**What to produce:** Write out the full set of records below exactly.

**Supplied data:**
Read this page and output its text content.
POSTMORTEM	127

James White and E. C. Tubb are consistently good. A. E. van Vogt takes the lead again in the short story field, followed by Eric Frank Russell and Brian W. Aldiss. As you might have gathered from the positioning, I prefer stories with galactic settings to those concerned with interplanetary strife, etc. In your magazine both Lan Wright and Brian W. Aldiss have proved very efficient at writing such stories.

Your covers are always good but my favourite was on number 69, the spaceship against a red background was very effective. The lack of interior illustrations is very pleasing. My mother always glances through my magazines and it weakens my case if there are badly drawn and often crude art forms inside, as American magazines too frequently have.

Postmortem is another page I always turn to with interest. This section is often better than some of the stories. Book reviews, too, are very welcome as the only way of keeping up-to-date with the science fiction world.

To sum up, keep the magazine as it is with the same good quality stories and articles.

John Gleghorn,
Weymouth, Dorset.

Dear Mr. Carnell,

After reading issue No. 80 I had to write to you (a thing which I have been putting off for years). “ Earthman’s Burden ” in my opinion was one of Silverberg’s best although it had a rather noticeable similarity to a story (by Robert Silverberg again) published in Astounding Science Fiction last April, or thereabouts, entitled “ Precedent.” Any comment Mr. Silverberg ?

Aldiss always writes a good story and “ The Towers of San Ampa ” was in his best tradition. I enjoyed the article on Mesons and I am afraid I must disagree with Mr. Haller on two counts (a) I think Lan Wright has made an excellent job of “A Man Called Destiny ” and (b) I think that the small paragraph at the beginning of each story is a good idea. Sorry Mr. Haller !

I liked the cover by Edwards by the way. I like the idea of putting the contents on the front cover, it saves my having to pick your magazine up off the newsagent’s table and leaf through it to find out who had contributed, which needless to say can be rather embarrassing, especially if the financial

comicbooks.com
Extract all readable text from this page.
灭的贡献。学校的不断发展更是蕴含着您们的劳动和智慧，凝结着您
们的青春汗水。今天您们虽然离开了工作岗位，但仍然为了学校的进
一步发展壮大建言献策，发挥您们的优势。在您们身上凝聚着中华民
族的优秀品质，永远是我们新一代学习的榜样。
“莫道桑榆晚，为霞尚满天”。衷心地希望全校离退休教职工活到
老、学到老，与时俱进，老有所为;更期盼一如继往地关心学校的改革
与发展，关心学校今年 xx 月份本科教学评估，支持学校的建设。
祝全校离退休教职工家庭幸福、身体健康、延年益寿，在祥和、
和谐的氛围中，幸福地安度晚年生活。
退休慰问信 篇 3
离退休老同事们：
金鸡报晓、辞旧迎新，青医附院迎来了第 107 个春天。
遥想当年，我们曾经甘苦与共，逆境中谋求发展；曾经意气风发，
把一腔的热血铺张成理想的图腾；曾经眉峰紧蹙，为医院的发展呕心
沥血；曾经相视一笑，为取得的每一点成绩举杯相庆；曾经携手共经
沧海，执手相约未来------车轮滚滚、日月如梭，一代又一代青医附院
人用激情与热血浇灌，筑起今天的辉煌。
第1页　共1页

**Completed task:**
Read this page and output its text content.
POSTMORTEM	127

James White and E. C. Tubb are consistently good. A. E. van Vogt takes the lead again in the short story field, followed by Eric Frank Russell and Brian W. Aldiss. As you might have gathered from the positioning, I prefer stories with galactic settings to those concerned with interplanetary strife, etc. In your magazine both Lan Wright and Brian W. Aldiss have proved very efficient at writing such stories.

Your covers are always good but my favourite was on number 69, the spaceship against a red background was very effective. The lack of interior illustrations is very pleasing. My mother always glances through my magazines and it weakens my case if there are badly drawn and often crude art forms inside, as American magazines too frequently have.

Postmortem is another page I always turn to with interest. This section is often better than some of the stories. Book reviews, too, are very welcome as the only way of keeping up-to-date with the science fiction world.

To sum up, keep the magazine as it is with the same good quality stories and articles.

John Gleghorn,
Weymouth, Dorset.

Dear Mr. Carnell,

After reading issue No. 80 I had to write to you (a thing which I have been putting off for years). “ Earthman’s Burden ” in my opinion was one of Silverberg’s best although it had a rather noticeable similarity to a story (by Robert Silverberg again) published in Astounding Science Fiction last April, or thereabouts, entitled “ Precedent.” Any comment Mr. Silverberg ?

Aldiss always writes a good story and “ The Towers of San Ampa ” was in his best tradition. I enjoyed the article on Mesons and I am afraid I must disagree with Mr. Haller on two counts (a) I think Lan Wright has made an excellent job of “A Man Called Destiny ” and (b) I think that the small paragraph at the beginning of each story is a good idea. Sorry Mr. Haller !

I liked the cover by Edwards by the way. I like the idea of putting the contents on the front cover, it saves my having to pick your magazine up off the newsagent’s table and leaf through it to find out who had contributed, which needless to say can be rather embarrassing, especially if the financial

comicbooks.com
Extract all readable text from this page.
灭的贡献。学校的不断发展更是蕴含着您们的劳动和智慧，凝结着您
们的青春汗水。今天您们虽然离开了工作岗位，但仍然为了学校的进
一步发展壮大建言献策，发挥您们的优势。在您们身上凝聚着中华民
族的优秀品质，永远是我们新一代学习的榜样。
“莫道桑榆晚，为霞尚满天”。衷心地希望全校离退休教职工活到
老、学到老，与时俱进，老有所为;更期盼一如继往地关心学校的改革
与发展，关心学校今年 xx 月份本科教学评估，支持学校的建设。
祝全校离退休教职工家庭幸福、身体健康、延年益寿，在祥和、
和谐的氛围中，幸福地安度晚年生活。
退休慰问信 篇 3
离退休老同事们：
金鸡报晓、辞旧迎新，青医附院迎来了第 107 个春天。
遥想当年，我们曾经甘苦与共，逆境中谋求发展；曾经意气风发，
把一腔的热血铺张成理想的图腾；曾经眉峰紧蹙，为医院的发展呕心
沥血；曾经相视一笑，为取得的每一点成绩举杯相庆；曾经携手共经
沧海，执手相约未来------车轮滚滚、日月如梭，一代又一代青医附院
人用激情与热血浇灌，筑起今天的辉煌。
第1页　共1页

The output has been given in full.